### MATERIAL SUPPLIED

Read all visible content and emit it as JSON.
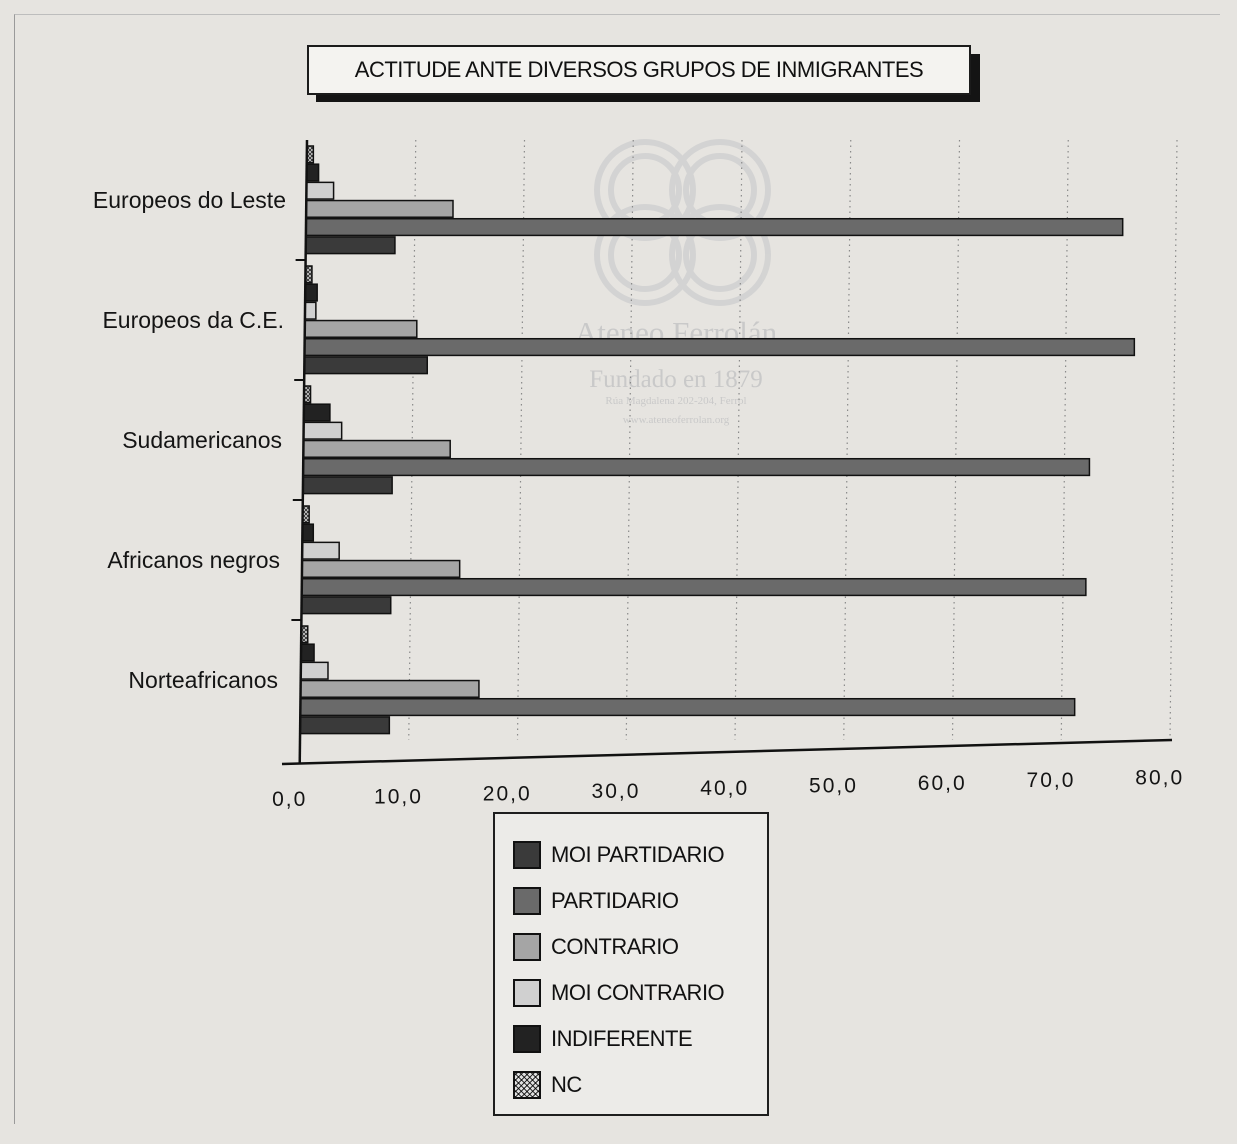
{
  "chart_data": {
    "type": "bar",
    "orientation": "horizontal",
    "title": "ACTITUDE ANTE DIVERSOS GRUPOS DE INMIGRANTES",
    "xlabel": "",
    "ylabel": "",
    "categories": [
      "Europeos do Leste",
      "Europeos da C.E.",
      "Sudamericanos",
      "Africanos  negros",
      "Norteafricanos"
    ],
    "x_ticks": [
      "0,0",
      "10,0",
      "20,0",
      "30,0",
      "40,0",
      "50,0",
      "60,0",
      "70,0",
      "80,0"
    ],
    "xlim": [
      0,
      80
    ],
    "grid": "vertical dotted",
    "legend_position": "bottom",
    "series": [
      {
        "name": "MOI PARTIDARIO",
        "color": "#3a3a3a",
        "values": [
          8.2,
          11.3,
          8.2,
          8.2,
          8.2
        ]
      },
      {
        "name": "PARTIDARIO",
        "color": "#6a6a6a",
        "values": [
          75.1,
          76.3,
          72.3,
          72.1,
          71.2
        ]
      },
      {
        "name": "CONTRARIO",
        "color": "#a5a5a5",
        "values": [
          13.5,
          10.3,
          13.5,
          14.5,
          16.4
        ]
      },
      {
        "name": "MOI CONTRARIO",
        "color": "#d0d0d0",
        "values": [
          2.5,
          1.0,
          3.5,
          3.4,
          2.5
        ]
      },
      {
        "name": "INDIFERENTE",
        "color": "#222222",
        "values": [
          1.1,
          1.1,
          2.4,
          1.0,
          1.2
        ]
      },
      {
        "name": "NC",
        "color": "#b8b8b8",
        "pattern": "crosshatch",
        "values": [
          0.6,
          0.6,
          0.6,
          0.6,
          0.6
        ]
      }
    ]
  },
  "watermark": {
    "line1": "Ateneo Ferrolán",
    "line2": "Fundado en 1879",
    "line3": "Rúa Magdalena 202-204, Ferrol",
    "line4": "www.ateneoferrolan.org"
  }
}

--

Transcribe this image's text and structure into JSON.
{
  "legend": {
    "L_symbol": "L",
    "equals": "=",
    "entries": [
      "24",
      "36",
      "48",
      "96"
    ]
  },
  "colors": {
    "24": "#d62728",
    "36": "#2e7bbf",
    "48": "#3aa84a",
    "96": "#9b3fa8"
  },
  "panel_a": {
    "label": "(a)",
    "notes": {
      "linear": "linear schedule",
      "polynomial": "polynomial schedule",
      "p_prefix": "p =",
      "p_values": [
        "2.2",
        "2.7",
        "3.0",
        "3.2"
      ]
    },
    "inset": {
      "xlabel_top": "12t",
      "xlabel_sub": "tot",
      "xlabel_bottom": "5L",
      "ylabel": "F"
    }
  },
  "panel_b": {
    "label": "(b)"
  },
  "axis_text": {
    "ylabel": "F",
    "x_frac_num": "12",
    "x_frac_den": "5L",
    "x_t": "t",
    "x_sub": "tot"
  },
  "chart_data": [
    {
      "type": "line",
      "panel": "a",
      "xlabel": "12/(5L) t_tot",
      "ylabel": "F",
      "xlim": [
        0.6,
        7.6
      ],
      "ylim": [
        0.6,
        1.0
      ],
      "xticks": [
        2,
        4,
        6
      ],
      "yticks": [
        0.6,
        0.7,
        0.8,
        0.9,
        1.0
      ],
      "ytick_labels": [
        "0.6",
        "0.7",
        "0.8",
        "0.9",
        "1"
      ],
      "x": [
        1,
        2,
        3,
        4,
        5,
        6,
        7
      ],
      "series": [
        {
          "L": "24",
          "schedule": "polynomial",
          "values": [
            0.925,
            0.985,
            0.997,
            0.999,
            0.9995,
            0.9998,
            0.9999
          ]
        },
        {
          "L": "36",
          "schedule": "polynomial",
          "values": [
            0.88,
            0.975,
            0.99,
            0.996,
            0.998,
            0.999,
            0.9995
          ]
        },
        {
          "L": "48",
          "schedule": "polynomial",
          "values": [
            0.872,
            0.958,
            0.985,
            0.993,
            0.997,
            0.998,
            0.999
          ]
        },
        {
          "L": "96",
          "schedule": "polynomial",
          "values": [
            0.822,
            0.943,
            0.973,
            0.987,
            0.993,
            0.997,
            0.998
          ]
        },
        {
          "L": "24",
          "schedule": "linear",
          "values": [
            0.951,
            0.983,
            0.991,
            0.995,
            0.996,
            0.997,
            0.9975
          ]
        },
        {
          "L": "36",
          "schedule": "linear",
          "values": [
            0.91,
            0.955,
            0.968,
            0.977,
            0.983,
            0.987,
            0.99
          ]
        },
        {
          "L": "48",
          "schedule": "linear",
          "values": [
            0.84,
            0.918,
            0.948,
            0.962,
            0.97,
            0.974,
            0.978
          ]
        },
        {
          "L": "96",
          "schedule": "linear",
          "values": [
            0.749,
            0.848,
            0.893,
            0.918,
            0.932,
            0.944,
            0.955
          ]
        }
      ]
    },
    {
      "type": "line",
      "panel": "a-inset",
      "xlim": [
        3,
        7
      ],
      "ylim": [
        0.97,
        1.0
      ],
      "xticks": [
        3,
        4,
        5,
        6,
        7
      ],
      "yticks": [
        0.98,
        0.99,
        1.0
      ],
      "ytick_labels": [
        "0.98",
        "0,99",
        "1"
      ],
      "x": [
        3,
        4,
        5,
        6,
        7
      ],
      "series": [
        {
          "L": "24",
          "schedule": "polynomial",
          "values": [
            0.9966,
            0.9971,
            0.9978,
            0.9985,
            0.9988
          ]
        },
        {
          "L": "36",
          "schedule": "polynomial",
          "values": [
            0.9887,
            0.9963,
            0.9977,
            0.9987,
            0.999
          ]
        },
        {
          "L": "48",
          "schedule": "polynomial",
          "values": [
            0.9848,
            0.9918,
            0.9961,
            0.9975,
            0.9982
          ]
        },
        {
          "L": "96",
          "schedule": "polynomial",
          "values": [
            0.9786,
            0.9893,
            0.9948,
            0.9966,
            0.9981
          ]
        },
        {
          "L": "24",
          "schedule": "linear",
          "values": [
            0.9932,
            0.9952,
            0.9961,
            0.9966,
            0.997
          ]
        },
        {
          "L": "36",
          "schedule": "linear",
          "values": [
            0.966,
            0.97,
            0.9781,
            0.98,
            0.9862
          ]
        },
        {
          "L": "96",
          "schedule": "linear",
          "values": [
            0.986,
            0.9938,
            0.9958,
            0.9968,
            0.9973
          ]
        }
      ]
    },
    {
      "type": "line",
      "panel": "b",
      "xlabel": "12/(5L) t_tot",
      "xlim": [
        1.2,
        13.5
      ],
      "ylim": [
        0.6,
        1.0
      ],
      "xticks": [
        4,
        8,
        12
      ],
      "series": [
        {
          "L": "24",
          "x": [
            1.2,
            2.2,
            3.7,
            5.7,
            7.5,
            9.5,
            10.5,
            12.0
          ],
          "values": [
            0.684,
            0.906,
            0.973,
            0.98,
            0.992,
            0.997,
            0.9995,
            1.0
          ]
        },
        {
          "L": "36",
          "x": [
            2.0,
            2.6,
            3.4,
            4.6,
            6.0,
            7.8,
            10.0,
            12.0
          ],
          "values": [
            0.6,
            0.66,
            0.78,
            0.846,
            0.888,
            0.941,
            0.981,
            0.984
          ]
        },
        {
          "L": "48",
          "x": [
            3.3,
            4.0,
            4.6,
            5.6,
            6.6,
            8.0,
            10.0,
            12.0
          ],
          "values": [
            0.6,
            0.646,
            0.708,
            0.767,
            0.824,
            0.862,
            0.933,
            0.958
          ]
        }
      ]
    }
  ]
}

### SET EXERCISE
Search the lines above for the string "name", then show every one that has it.

### PROBLEM SOLUTION
        "name": "MOI PARTIDARIO",
        "name": "PARTIDARIO",
        "name": "CONTRARIO",
        "name": "MOI CONTRARIO",
        "name": "INDIFERENTE",
        "name": "NC",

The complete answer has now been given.